Problem ▸
Copy each of the items below word for word, leaving out the pictures.

● ● ● ● ● ● ●

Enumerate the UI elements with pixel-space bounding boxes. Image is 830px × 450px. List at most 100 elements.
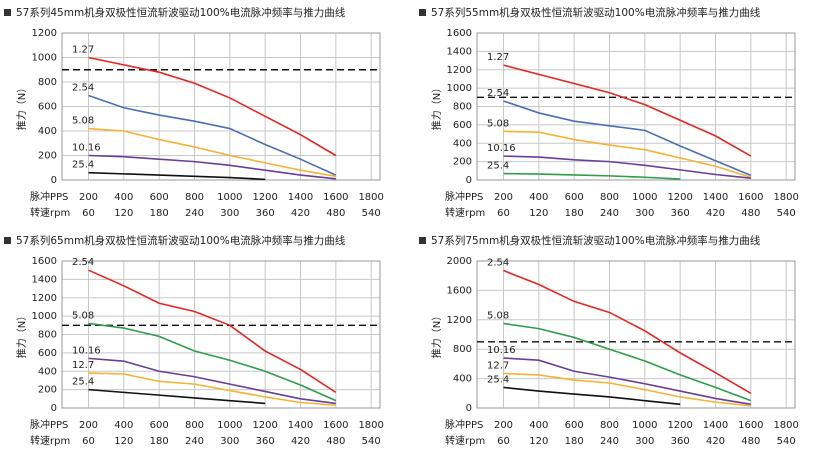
x2-tick-label: 420: [291, 436, 310, 447]
x2-tick-label: 360: [671, 436, 690, 447]
series-label: 25.4: [72, 160, 94, 171]
x2-tick-label: 360: [256, 436, 275, 447]
series-line: [503, 130, 752, 179]
x-tick-label: 200: [79, 192, 98, 203]
series-line: [88, 388, 266, 405]
series-label: 12.7: [487, 360, 509, 371]
x2-tick-label: 420: [291, 208, 310, 219]
y-tick-label: 400: [38, 126, 57, 137]
y-axis-label: 推力（N）: [430, 311, 443, 358]
x2-tick-label: 420: [706, 436, 725, 447]
x2-tick-label: 240: [185, 208, 204, 219]
y-tick-label: 0: [466, 403, 472, 414]
title-bullet: [4, 9, 11, 16]
chart-title: 57系列75mm机身双极性恒流斩波驱动100%电流脉冲频率与推力曲线: [431, 234, 761, 247]
series-line: [88, 127, 336, 178]
x-axis-label: 脉冲PPS: [30, 418, 68, 431]
x-tick-label: 1400: [288, 420, 313, 431]
x-tick-label: 1000: [632, 192, 657, 203]
series-line: [88, 322, 337, 402]
series-label: 2.54: [487, 88, 509, 99]
x2-axis-label: 转速rpm: [30, 206, 70, 219]
x2-tick-label: 60: [82, 208, 95, 219]
x2-tick-label: 480: [741, 208, 760, 219]
x2-tick-label: 120: [114, 436, 133, 447]
y-tick-label: 1200: [447, 65, 472, 76]
x2-tick-label: 540: [362, 208, 381, 219]
x2-tick-label: 120: [114, 208, 133, 219]
plot-frame: [476, 260, 796, 409]
x2-axis-label: 转速rpm: [30, 434, 70, 447]
y-tick-label: 400: [453, 374, 472, 385]
x2-tick-label: 180: [150, 208, 169, 219]
y-tick-label: 1400: [447, 46, 472, 57]
plot-frame: [61, 32, 381, 181]
series-label: 10.16: [72, 143, 101, 154]
y-tick-label: 1400: [32, 274, 57, 285]
x-tick-label: 1600: [738, 192, 763, 203]
x2-tick-label: 180: [150, 436, 169, 447]
x-tick-label: 600: [150, 192, 169, 203]
x-axis-label: 脉冲PPS: [30, 190, 68, 203]
y-tick-label: 1000: [447, 83, 472, 94]
y-tick-label: 0: [51, 175, 57, 186]
title-bullet: [4, 237, 11, 244]
title-bullet: [419, 237, 426, 244]
series-line: [503, 172, 681, 180]
series-line: [88, 171, 266, 181]
x2-tick-label: 540: [362, 436, 381, 447]
x-tick-label: 1400: [703, 192, 728, 203]
x-tick-label: 1200: [667, 192, 692, 203]
x2-tick-label: 420: [706, 208, 725, 219]
x2-tick-label: 240: [185, 436, 204, 447]
x-axis-label: 脉冲PPS: [445, 418, 483, 431]
series-line: [503, 100, 752, 177]
x2-tick-label: 120: [529, 208, 548, 219]
chart-title: 57系列55mm机身双极性恒流斩波驱动100%电流脉冲频率与推力曲线: [431, 6, 761, 19]
x-tick-label: 1400: [703, 420, 728, 431]
series-label: 25.4: [487, 161, 509, 172]
y-tick-label: 1000: [32, 53, 57, 64]
x-tick-label: 800: [600, 192, 619, 203]
x-tick-label: 1800: [358, 420, 383, 431]
series-line: [503, 155, 751, 179]
y-tick-label: 1600: [32, 256, 57, 267]
series-label: 10.16: [72, 345, 101, 356]
x-tick-label: 400: [114, 420, 133, 431]
plot-frame: [476, 32, 796, 181]
x-tick-label: 600: [565, 420, 584, 431]
series-label: 12.7: [72, 360, 94, 371]
y-tick-label: 600: [453, 120, 472, 131]
x-tick-label: 1800: [773, 420, 798, 431]
x2-tick-label: 60: [82, 436, 95, 447]
x2-tick-label: 300: [635, 208, 654, 219]
series-label: 5.08: [487, 118, 509, 129]
x2-tick-label: 480: [326, 208, 345, 219]
x-tick-label: 600: [565, 192, 584, 203]
y-tick-label: 800: [38, 77, 57, 88]
series-line: [503, 269, 752, 394]
x2-axis-label: 转速rpm: [445, 206, 485, 219]
x2-tick-label: 540: [777, 436, 796, 447]
series-line: [503, 372, 751, 407]
x-tick-label: 800: [185, 192, 204, 203]
x-tick-label: 400: [529, 192, 548, 203]
x-tick-label: 200: [494, 420, 513, 431]
series-label: 1.27: [487, 52, 509, 63]
x-tick-label: 400: [114, 192, 133, 203]
series-line: [503, 357, 751, 406]
title-bullet: [419, 9, 426, 16]
x-tick-label: 1800: [773, 192, 798, 203]
plot-frame: [61, 260, 381, 409]
y-tick-label: 600: [38, 348, 57, 359]
x2-tick-label: 540: [777, 208, 796, 219]
y-tick-label: 200: [38, 151, 57, 162]
series-label: 2.54: [72, 82, 94, 93]
x-tick-label: 600: [150, 420, 169, 431]
x2-tick-label: 480: [326, 436, 345, 447]
series-label: 1.27: [72, 45, 94, 56]
y-tick-label: 800: [38, 330, 57, 341]
y-tick-label: 400: [453, 138, 472, 149]
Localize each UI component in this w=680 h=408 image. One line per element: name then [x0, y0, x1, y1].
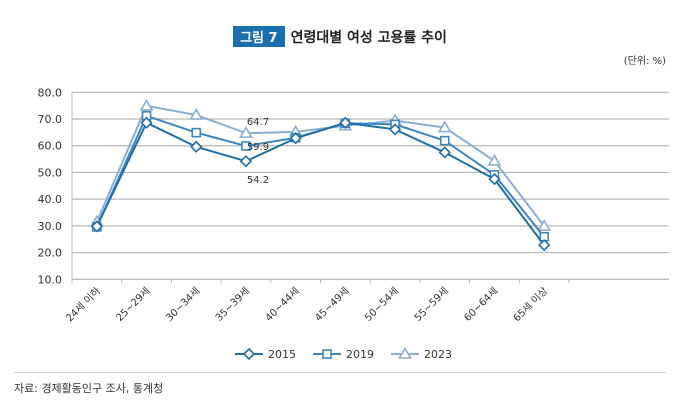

● ● ● ● ● ● ●

Written response ▸
Enumerate the UI elements with pixel-space bounding boxes. Image is 830px × 450px. List at most 100 elements.
x2-tick-label: 420: [291, 436, 310, 447]
x2-tick-label: 360: [671, 436, 690, 447]
series-label: 25.4: [72, 160, 94, 171]
x2-tick-label: 360: [256, 436, 275, 447]
series-line: [503, 130, 752, 179]
x-tick-label: 200: [79, 192, 98, 203]
series-line: [88, 388, 266, 405]
series-label: 12.7: [487, 360, 509, 371]
x2-tick-label: 420: [291, 208, 310, 219]
y-tick-label: 400: [38, 126, 57, 137]
y-axis-label: 推力（N）: [430, 311, 443, 358]
x2-tick-label: 420: [706, 436, 725, 447]
x2-tick-label: 240: [185, 208, 204, 219]
y-tick-label: 0: [466, 403, 472, 414]
title-bullet: [4, 9, 11, 16]
chart-title: 57系列75mm机身双极性恒流斩波驱动100%电流脉冲频率与推力曲线: [431, 234, 761, 247]
series-line: [88, 127, 336, 178]
x-axis-label: 脉冲PPS: [30, 418, 68, 431]
x-tick-label: 1400: [288, 420, 313, 431]
x-tick-label: 1000: [632, 192, 657, 203]
series-line: [88, 322, 337, 402]
series-label: 2.54: [487, 88, 509, 99]
x2-axis-label: 转速rpm: [30, 206, 70, 219]
x2-tick-label: 60: [82, 208, 95, 219]
x2-tick-label: 480: [741, 208, 760, 219]
x2-tick-label: 120: [114, 436, 133, 447]
y-tick-label: 1200: [447, 65, 472, 76]
x2-tick-label: 540: [362, 208, 381, 219]
x2-tick-label: 120: [114, 208, 133, 219]
plot-frame: [476, 260, 796, 409]
x2-axis-label: 转速rpm: [30, 434, 70, 447]
y-tick-label: 400: [453, 374, 472, 385]
x2-tick-label: 180: [150, 208, 169, 219]
y-tick-label: 1400: [447, 46, 472, 57]
plot-frame: [61, 32, 381, 181]
series-label: 10.16: [72, 143, 101, 154]
y-tick-label: 1400: [32, 274, 57, 285]
x-tick-label: 1600: [738, 192, 763, 203]
x2-tick-label: 180: [150, 436, 169, 447]
x-tick-label: 600: [150, 192, 169, 203]
x-axis-label: 脉冲PPS: [30, 190, 68, 203]
y-tick-label: 1000: [447, 83, 472, 94]
y-tick-label: 0: [51, 175, 57, 186]
title-bullet: [4, 237, 11, 244]
title-bullet: [419, 237, 426, 244]
series-line: [503, 172, 681, 180]
series-line: [88, 171, 266, 181]
x2-tick-label: 540: [362, 436, 381, 447]
x-tick-label: 1400: [703, 192, 728, 203]
x-tick-label: 1200: [667, 192, 692, 203]
x2-tick-label: 420: [706, 208, 725, 219]
x2-tick-label: 240: [185, 436, 204, 447]
x-axis-label: 脉冲PPS: [445, 418, 483, 431]
series-line: [503, 100, 752, 177]
x2-tick-label: 120: [529, 208, 548, 219]
chart-title: 57系列55mm机身双极性恒流斩波驱动100%电流脉冲频率与推力曲线: [431, 6, 761, 19]
x-tick-label: 1400: [703, 420, 728, 431]
series-label: 25.4: [487, 161, 509, 172]
y-tick-label: 1000: [32, 53, 57, 64]
x-tick-label: 800: [600, 192, 619, 203]
x-tick-label: 1800: [358, 420, 383, 431]
series-line: [503, 155, 751, 179]
y-tick-label: 1600: [32, 256, 57, 267]
series-label: 10.16: [72, 345, 101, 356]
x-tick-label: 400: [114, 420, 133, 431]
plot-frame: [476, 32, 796, 181]
x-tick-label: 600: [565, 420, 584, 431]
series-label: 12.7: [72, 360, 94, 371]
y-tick-label: 600: [453, 120, 472, 131]
x-tick-label: 1800: [773, 420, 798, 431]
x2-tick-label: 60: [82, 436, 95, 447]
x2-tick-label: 300: [635, 208, 654, 219]
series-label: 5.08: [487, 118, 509, 129]
x2-tick-label: 480: [326, 208, 345, 219]
x-tick-label: 600: [565, 192, 584, 203]
y-tick-label: 800: [38, 77, 57, 88]
series-line: [503, 269, 752, 394]
x2-axis-label: 转速rpm: [445, 206, 485, 219]
x2-tick-label: 540: [777, 436, 796, 447]
series-line: [503, 372, 751, 407]
x-tick-label: 800: [185, 192, 204, 203]
x-tick-label: 400: [529, 192, 548, 203]
x-tick-label: 200: [494, 420, 513, 431]
series-label: 1.27: [487, 52, 509, 63]
x-tick-label: 400: [114, 192, 133, 203]
series-line: [503, 357, 751, 406]
title-bullet: [419, 9, 426, 16]
x-tick-label: 1800: [773, 192, 798, 203]
plot-frame: [61, 260, 381, 409]
y-tick-label: 600: [38, 348, 57, 359]
x2-tick-label: 540: [777, 208, 796, 219]
y-tick-label: 200: [38, 151, 57, 162]
series-label: 2.54: [72, 82, 94, 93]
x-tick-label: 600: [150, 420, 169, 431]
x2-tick-label: 480: [326, 436, 345, 447]
series-label: 1.27: [72, 45, 94, 56]
y-tick-label: 800: [38, 330, 57, 341]
y-tick-label: 400: [453, 138, 472, 149]
Localize each UI component in this w=680 h=408 image. One line per element: name then [x0, y0, x1, y1].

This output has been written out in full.